Isolate every line in the data with the string "this" and copy it.

Supplied data
[START]

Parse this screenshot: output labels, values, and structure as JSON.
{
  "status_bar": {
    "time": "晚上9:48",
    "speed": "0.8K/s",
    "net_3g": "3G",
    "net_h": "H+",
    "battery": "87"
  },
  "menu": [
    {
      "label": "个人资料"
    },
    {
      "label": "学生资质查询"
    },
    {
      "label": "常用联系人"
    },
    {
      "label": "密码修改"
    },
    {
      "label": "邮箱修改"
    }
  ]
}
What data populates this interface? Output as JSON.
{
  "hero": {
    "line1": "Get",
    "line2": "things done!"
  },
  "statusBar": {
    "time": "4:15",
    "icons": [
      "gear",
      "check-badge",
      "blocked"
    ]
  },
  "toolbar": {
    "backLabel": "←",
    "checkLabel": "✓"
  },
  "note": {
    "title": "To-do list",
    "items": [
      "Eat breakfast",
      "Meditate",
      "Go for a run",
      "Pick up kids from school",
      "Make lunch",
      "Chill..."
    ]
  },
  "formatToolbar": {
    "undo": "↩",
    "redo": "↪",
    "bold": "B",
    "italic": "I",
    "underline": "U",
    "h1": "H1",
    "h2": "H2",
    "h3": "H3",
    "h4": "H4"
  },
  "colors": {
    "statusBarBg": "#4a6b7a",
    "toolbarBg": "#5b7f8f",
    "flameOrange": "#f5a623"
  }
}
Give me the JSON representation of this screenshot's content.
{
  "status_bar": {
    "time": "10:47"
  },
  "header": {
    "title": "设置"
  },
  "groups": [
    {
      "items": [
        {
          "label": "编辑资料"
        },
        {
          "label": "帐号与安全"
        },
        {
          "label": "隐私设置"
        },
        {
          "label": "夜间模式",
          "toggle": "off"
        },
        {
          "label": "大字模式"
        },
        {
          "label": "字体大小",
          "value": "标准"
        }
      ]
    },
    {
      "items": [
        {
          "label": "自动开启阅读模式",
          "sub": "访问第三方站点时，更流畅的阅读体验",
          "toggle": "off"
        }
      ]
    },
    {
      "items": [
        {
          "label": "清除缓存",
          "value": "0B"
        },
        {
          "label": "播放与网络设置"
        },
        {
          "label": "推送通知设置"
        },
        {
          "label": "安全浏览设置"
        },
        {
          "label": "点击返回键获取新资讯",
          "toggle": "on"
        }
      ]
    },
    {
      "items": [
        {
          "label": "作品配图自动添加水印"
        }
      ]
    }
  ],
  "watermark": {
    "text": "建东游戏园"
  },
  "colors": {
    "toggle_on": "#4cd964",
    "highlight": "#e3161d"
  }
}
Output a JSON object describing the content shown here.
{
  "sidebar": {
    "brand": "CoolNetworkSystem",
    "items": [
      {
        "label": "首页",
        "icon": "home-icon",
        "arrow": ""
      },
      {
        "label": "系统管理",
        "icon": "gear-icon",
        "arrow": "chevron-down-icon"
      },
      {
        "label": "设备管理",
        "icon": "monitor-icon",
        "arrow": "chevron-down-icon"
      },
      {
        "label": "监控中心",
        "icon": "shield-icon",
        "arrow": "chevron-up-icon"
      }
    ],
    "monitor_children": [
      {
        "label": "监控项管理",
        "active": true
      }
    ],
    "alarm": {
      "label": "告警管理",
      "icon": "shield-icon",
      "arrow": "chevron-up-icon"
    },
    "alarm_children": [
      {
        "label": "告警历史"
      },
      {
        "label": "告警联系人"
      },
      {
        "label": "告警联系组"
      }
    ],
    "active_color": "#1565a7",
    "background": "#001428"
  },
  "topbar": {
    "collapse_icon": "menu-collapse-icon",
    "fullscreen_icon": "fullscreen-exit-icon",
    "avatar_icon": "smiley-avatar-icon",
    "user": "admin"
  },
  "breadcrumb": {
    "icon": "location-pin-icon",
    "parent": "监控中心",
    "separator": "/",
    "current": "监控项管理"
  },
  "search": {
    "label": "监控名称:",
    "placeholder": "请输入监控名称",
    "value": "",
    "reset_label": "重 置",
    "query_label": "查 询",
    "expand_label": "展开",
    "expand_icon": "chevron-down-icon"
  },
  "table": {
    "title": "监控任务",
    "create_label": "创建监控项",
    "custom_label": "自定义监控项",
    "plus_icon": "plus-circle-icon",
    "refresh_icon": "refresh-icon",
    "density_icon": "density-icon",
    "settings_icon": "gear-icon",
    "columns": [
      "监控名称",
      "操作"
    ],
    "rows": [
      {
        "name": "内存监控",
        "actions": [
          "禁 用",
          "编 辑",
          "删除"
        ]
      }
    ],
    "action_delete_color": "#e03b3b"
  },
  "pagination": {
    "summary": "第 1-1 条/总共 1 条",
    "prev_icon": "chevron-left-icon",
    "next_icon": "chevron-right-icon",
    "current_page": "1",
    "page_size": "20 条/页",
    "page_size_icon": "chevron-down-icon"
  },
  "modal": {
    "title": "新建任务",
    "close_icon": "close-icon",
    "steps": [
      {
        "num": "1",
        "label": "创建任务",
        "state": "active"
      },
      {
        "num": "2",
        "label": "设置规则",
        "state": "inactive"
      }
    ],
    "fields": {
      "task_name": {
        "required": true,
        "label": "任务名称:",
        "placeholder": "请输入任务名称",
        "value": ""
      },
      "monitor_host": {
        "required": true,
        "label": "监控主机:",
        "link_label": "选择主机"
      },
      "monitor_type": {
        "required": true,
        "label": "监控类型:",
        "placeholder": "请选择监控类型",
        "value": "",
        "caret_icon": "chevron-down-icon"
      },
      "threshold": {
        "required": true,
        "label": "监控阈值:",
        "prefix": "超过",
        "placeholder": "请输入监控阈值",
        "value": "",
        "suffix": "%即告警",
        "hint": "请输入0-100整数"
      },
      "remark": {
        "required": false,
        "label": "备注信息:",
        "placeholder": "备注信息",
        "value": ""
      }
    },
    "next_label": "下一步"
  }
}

[END]

Answer for the task
Parse this screenshot: output labels, values, and structure as JSON.
What data populates this interface? Output as JSON.
Give me the JSON representation of this screenshot's content.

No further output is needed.